WORK ORDER 1
Decide whether each statement agrees with the self-defense discussion: (a) training solely for competition can give good skills for physical self-defense, (b) skills from competition training cannot be adjusted to work better outside competition, (c) competition is called a training tool. For each, answer yes or no and quote the deciding words.
WORK ORDER 2
Write out, word for word, the stretch of the self-defense discussion from "Yeah I'm not" through "system you train.".

EXERCISE PASSAGE
[Start of Attachment]

Now, if we step out to the wider definition of self-defense that JGW is using (what I refer to as self-protection), most of that isn't all that relevant to competition. If someone trains specifically and solely for competition, there'd be none of that in their training.
Here's my view: it is possible to train for competition with the intent of self-defense. Training solely for competition (depending upon the type of competition) can provide good skills for the physical self-defense, and those can even be tweaked by training to serve better outside the competition.
Yeah this is what happens when self defence instructors dont really understand how fights work.
And so they think that loosing to multiple guys and a weapon is the fault of some sort of training issue. Rather than a multiple guys with a weapon issue.
Yeah I'm not a fan of him. Not one bit. Not the best of attitudes.Yeah if your aim is self defence. Competition is a training tool.
Otherwise real life happens everywhere. You need the tools to deal with that regardless what system you train.

[End of Attachment]

DATA EXTRACTS
[Start of Attachment]

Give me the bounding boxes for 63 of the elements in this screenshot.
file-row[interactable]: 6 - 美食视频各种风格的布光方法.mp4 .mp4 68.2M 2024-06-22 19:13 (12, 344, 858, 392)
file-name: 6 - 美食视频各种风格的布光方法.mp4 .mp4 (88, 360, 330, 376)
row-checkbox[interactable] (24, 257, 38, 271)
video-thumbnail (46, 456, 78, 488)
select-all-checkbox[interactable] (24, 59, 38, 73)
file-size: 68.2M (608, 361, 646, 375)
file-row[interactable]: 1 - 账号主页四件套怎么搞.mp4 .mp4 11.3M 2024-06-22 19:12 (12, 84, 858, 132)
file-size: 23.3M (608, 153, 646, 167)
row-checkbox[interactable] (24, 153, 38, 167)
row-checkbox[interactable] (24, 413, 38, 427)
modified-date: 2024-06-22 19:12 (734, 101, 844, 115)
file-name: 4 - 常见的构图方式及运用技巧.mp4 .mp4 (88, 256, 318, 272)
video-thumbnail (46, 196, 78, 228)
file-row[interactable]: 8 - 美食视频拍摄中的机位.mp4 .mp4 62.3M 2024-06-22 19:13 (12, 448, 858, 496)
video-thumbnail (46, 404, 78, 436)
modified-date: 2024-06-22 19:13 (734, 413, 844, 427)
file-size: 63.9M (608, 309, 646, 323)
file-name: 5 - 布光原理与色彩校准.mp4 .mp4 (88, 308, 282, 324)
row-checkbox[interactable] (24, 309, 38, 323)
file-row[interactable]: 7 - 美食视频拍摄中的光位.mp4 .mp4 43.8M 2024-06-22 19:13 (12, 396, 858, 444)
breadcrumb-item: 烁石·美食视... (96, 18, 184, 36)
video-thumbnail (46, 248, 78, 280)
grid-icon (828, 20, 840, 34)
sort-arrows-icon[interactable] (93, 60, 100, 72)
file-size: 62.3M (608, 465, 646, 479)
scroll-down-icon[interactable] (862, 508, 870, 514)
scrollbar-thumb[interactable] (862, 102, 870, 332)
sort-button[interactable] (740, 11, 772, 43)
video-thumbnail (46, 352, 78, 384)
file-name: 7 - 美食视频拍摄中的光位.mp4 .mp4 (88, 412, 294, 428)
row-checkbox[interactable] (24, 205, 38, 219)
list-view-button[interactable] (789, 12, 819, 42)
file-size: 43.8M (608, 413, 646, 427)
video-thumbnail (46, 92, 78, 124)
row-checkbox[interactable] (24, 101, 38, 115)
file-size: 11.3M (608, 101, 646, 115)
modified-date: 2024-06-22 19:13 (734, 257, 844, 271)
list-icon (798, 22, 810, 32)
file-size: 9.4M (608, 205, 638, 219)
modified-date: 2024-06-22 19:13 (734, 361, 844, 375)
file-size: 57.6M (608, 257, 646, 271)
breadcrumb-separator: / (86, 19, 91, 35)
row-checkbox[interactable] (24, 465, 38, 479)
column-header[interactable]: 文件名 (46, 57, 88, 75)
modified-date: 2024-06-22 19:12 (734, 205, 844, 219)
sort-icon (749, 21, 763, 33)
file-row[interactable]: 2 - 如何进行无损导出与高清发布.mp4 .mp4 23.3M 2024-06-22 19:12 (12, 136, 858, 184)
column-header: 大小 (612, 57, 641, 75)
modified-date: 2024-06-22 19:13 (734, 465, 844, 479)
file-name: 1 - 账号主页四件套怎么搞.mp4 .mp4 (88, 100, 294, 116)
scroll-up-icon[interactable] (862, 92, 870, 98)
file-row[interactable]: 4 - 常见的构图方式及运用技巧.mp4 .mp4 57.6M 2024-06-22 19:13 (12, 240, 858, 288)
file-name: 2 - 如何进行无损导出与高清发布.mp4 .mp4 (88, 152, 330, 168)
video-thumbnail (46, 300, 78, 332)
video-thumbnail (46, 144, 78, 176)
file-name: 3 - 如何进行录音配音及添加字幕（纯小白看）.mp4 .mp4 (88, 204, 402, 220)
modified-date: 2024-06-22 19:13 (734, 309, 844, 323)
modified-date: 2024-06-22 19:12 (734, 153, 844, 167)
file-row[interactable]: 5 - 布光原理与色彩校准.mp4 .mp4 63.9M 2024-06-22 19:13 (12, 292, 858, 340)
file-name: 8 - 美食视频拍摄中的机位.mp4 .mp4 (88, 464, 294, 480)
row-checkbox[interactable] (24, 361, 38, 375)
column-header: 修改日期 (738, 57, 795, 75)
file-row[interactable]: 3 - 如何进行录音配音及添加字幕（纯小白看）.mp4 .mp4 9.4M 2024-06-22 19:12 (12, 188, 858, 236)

[End of Attachment]

EXERCISE SOLUTION 1
(a) Yes: "Training solely for competition (depending upon the type of competition) can provide good skills for the physical self-defense"
(b) No: "those can even be tweaked by training to serve better outside the competition."
(c) Yes: "Competition is a training tool."

EXERCISE SOLUTION 2
Yeah I'm not a fan of him. Not one bit. Not the best of attitudes.Yeah if your aim is self defence. Competition is a training tool.
Otherwise real life happens everywhere. You need the tools to deal with that regardless what system you train.